(Dataset rows)
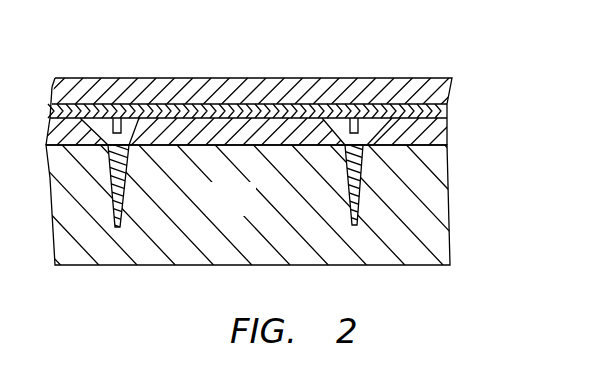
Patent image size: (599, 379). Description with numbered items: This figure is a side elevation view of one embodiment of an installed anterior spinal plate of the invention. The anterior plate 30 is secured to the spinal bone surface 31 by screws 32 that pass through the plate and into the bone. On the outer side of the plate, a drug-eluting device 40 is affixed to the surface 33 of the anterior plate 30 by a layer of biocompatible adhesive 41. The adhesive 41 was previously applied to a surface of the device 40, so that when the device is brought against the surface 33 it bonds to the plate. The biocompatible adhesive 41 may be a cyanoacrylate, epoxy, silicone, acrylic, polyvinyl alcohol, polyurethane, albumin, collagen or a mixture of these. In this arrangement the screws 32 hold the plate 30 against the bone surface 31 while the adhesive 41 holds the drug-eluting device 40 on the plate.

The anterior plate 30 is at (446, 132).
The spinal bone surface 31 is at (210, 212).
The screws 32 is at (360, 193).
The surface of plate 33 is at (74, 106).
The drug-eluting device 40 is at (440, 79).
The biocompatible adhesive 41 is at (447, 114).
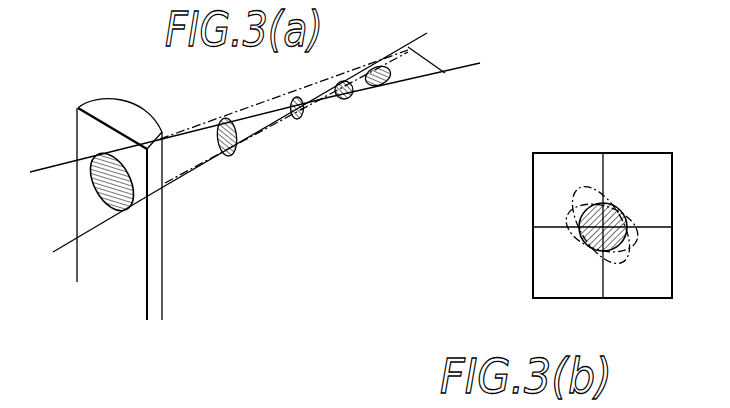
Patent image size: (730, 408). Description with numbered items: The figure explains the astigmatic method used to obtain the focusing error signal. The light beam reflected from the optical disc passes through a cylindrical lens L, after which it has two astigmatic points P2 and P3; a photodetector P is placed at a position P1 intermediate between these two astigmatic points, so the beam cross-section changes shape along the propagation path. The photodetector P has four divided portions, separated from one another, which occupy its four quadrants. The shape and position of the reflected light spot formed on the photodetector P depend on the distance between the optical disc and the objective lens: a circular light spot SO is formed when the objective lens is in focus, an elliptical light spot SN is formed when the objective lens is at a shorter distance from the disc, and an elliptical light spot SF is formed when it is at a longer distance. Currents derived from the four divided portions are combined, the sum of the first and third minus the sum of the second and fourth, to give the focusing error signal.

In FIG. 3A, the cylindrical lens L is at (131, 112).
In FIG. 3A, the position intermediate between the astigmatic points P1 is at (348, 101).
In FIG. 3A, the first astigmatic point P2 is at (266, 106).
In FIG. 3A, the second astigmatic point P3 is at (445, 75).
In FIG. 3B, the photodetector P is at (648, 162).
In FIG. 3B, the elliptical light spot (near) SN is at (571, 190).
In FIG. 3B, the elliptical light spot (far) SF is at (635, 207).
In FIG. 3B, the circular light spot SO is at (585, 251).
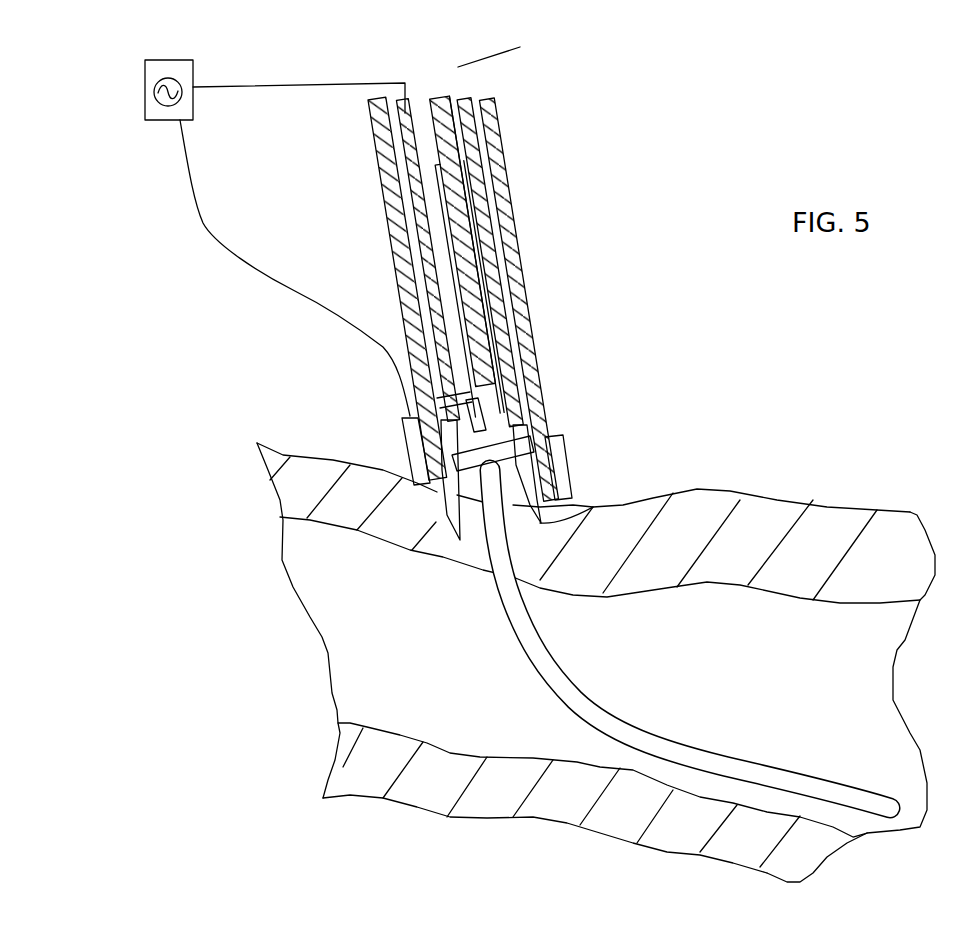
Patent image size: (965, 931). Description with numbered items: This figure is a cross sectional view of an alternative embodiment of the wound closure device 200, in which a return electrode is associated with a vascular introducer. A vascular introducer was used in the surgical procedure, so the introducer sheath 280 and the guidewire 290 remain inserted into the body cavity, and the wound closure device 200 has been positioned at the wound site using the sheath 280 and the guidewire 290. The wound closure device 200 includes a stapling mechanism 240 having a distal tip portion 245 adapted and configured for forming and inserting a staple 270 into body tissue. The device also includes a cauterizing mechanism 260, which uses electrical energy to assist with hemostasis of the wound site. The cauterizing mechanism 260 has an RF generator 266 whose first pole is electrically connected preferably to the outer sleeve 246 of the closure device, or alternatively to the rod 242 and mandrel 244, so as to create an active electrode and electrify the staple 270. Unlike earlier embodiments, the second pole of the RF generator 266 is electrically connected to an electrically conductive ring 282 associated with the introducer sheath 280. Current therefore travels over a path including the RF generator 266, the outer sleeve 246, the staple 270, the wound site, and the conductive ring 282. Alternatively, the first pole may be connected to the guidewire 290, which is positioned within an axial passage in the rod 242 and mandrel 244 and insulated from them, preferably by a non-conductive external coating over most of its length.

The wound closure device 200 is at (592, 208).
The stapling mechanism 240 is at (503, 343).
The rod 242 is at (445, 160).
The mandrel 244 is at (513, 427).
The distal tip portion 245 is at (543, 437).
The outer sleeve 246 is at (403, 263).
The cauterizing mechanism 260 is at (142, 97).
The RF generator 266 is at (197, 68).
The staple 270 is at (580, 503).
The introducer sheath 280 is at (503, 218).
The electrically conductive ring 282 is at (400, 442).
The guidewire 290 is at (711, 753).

==

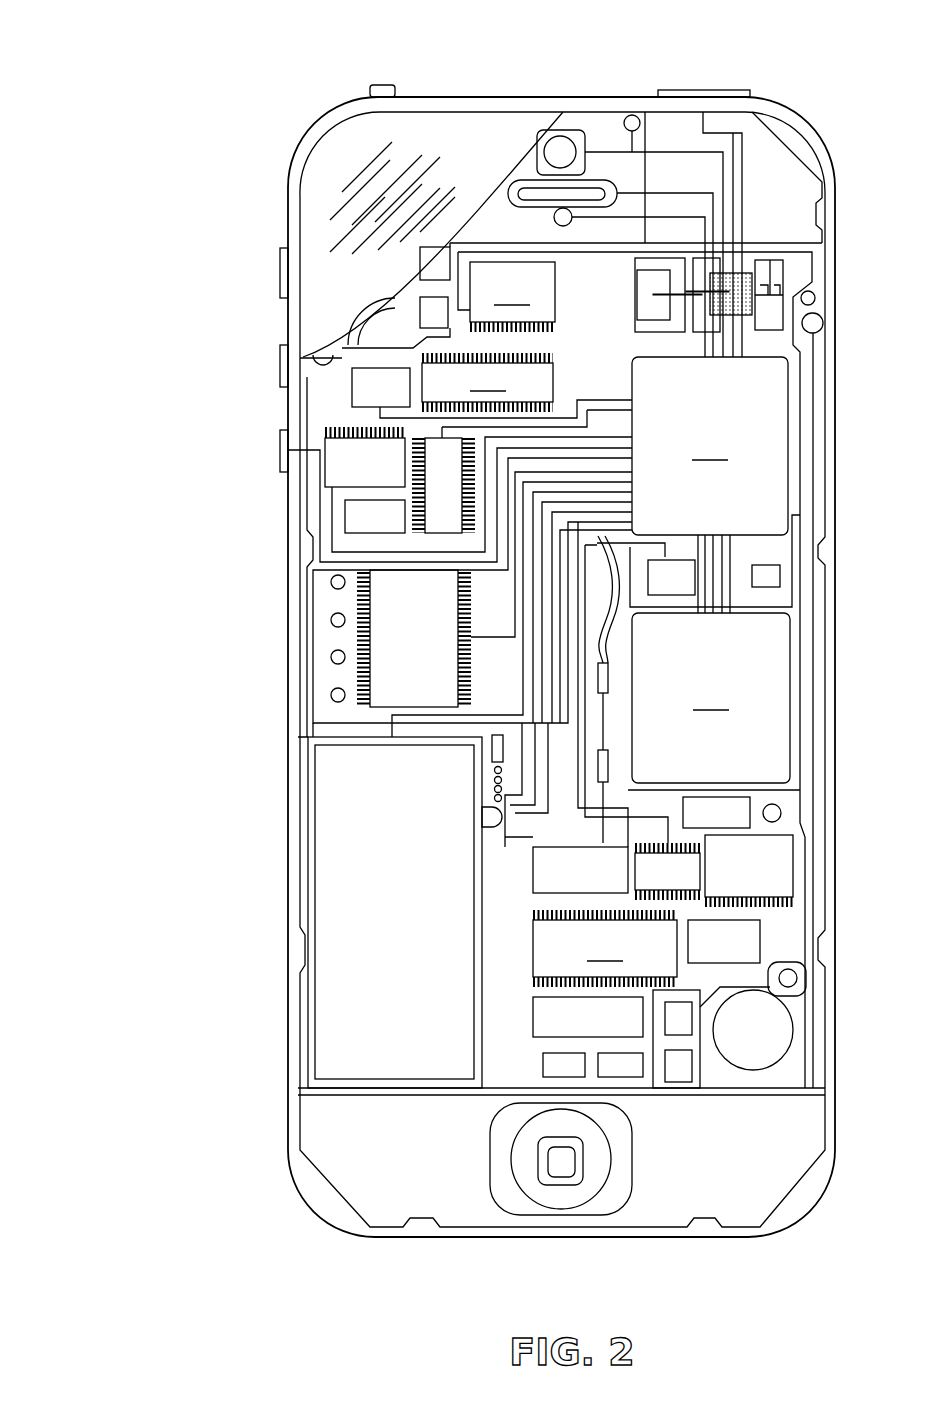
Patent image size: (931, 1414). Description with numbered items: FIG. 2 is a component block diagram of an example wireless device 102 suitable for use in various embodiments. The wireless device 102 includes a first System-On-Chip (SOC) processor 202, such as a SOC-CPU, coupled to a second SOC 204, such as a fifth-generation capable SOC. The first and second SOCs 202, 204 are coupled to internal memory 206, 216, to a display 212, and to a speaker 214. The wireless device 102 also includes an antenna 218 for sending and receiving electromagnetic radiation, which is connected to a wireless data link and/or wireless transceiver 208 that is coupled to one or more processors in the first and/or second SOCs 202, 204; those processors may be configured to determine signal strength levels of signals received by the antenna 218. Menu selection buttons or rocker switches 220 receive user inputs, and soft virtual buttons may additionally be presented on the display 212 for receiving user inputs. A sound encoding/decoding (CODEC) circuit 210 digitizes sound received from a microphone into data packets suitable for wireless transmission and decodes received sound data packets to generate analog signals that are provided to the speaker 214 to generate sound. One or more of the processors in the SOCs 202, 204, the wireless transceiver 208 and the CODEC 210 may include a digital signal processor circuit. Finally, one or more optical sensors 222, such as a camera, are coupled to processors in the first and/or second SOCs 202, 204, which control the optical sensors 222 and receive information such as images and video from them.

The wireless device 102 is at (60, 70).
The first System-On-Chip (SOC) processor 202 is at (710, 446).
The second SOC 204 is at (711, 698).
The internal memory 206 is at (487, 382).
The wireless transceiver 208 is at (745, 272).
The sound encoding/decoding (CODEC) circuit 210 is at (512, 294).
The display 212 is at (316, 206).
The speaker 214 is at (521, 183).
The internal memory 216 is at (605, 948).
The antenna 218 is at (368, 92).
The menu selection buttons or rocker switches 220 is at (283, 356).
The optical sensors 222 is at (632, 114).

==

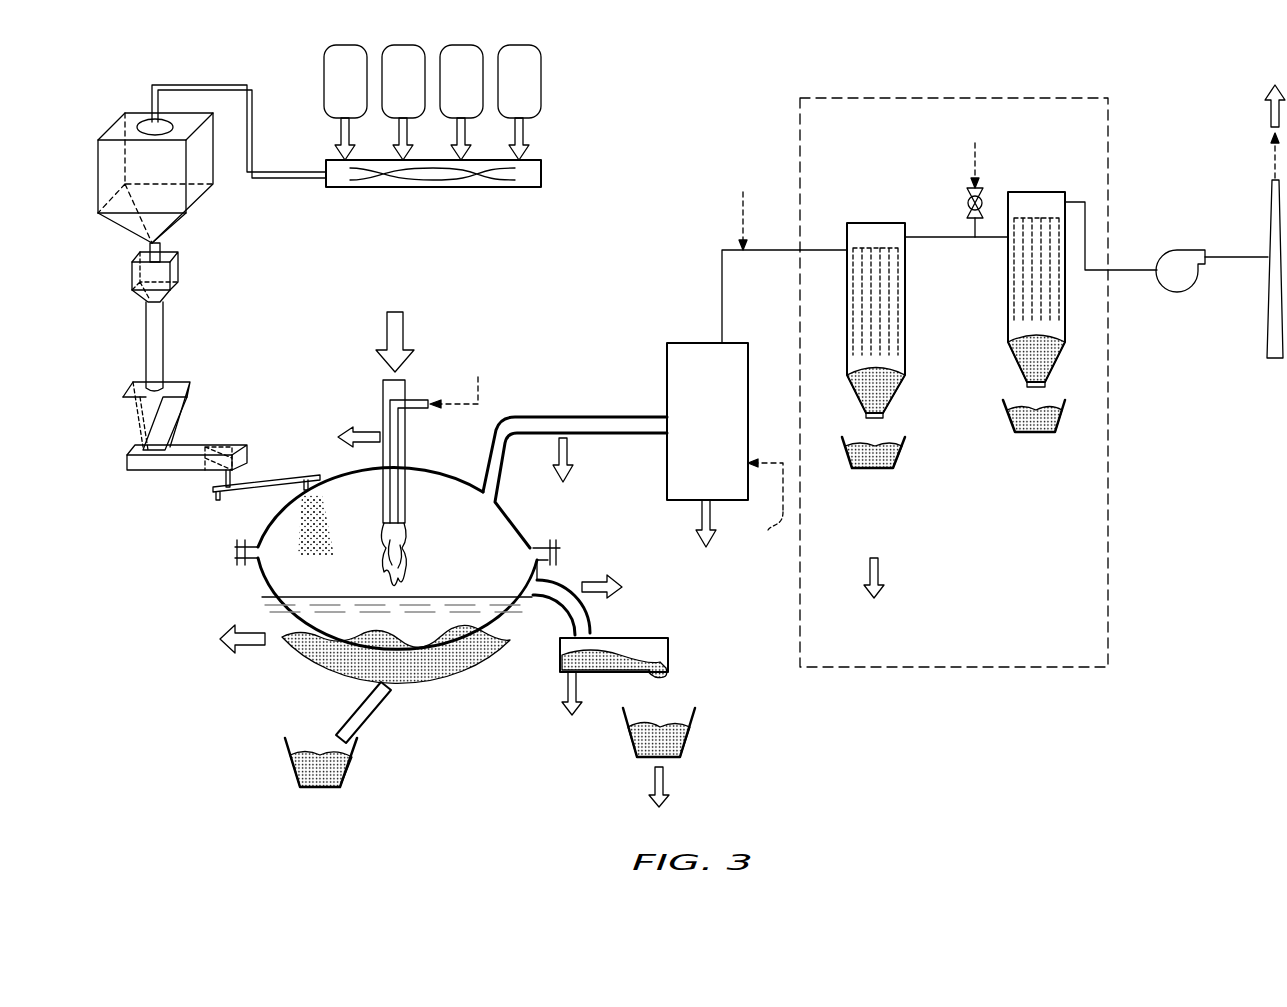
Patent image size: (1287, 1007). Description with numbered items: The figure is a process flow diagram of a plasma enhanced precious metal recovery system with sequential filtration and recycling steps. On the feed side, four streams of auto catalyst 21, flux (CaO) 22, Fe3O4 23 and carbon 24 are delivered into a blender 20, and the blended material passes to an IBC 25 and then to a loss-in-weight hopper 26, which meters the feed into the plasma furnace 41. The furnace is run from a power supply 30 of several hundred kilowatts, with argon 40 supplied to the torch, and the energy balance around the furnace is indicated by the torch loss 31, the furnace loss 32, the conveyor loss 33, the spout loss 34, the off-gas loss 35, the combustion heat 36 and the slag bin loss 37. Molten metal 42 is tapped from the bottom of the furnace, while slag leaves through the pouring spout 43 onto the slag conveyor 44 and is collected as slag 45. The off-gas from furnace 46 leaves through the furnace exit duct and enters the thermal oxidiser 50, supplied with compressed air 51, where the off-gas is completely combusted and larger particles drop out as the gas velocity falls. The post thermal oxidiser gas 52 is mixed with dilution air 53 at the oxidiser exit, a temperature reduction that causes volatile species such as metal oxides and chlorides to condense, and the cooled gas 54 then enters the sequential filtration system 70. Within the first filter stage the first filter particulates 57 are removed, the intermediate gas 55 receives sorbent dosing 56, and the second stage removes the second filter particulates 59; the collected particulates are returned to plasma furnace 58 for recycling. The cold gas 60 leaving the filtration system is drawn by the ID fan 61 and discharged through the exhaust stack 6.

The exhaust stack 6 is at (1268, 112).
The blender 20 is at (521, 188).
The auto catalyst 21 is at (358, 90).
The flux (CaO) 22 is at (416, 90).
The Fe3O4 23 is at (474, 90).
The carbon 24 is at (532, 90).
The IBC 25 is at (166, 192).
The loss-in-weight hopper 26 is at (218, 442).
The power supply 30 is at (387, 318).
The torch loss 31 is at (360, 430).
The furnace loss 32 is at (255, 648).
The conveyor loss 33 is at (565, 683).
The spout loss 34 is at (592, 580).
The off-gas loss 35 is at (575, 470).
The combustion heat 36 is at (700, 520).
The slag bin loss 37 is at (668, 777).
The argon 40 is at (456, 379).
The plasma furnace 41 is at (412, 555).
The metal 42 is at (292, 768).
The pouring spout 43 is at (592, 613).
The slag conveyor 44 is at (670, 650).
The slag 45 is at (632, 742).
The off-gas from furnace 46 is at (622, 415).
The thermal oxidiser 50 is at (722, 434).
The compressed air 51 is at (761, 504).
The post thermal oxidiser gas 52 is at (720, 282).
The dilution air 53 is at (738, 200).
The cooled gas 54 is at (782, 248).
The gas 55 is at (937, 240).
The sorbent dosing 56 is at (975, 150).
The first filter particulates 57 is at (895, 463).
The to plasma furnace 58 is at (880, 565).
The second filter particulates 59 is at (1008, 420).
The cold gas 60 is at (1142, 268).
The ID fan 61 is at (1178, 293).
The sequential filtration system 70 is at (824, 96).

• **What is expected**
Reproduce word for word the stretch from the line containing "Patent image size: (599, 379)." through the line containing "The biocompatible adhesive 41 is", and nothing else.

• **Complete response**
Patent image size: (599, 379). Description with numbered items: This figure is a side elevation view of one embodiment of an installed anterior spinal plate of the invention. The anterior plate 30 is secured to the spinal bone surface 31 by screws 32 that pass through the plate and into the bone. On the outer side of the plate, a drug-eluting device 40 is affixed to the surface 33 of the anterior plate 30 by a layer of biocompatible adhesive 41. The adhesive 41 was previously applied to a surface of the device 40, so that when the device is brought against the surface 33 it bonds to the plate. The biocompatible adhesive 41 may be a cyanoacrylate, epoxy, silicone, acrylic, polyvinyl alcohol, polyurethane, albumin, collagen or a mixture of these. In this arrangement the screws 32 hold the plate 30 against the bone surface 31 while the adhesive 41 holds the drug-eluting device 40 on the plate.

The anterior plate 30 is at (446, 132).
The spinal bone surface 31 is at (210, 212).
The screws 32 is at (360, 193).
The surface of plate 33 is at (74, 106).
The drug-eluting device 40 is at (440, 79).
The biocompatible adhesive 41 is at (447, 114).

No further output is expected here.